__Kutipan Teks__
··········
Di samping karya-karyanya yang secara resmi diterbitkan dalam buku, masih banyak lagi karya-karyanya berupa puisi atau artikel ilmiyah yang dimuat dibeberapa media masa pada saat itu. Seperti Complaint and Answer kumpulan sajak yang diterjemahkan oleh Altaf Husain, yang diartikan sebagai pengaduan umat Muslim abad belakangan yang kepada Tuhan pada masa dekandensi. Tetapi, Iqbal menjawab dengan mengatakan bahwa itu merupakan hasil kesalahan mereka sendiri.

Iqbal sebagai Sastrawan

Dalam membincangka Iqbal, kita tak bisa lepas dari sejarah sastra dan latar belakang Iqbal di baliknya. Iqbal yang lahir sebagai penyair dan pemikir dalam perkembangan sastra Urdu memerankan peran yang cukup penting, ini dilihat dari upayanya dalam memasukan kata-kata Punjab dan Persia ke dalam bahasa Urdu, walaupun banyak kalangan pada masanya menentang dan mengecam perbuatan Iqbal. Tapi Iqbal tak menghiraukannya.
··········
__Data Tersedia__
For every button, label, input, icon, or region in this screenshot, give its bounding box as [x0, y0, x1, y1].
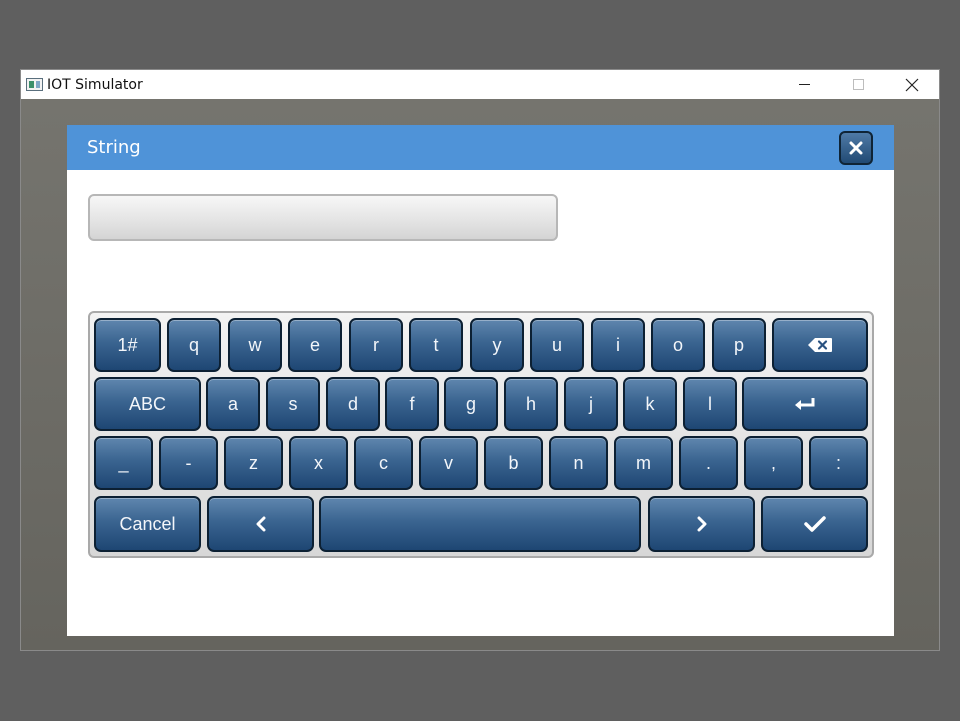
··········
__Latihan__
Sebutkan siapa penerjemah kumpulan sajak Complaint and Answer menurut kutipan teks tentang Iqbal.

__Latihan Selesai__
Kumpulan sajak Complaint and Answer diterjemahkan oleh Altaf Husain.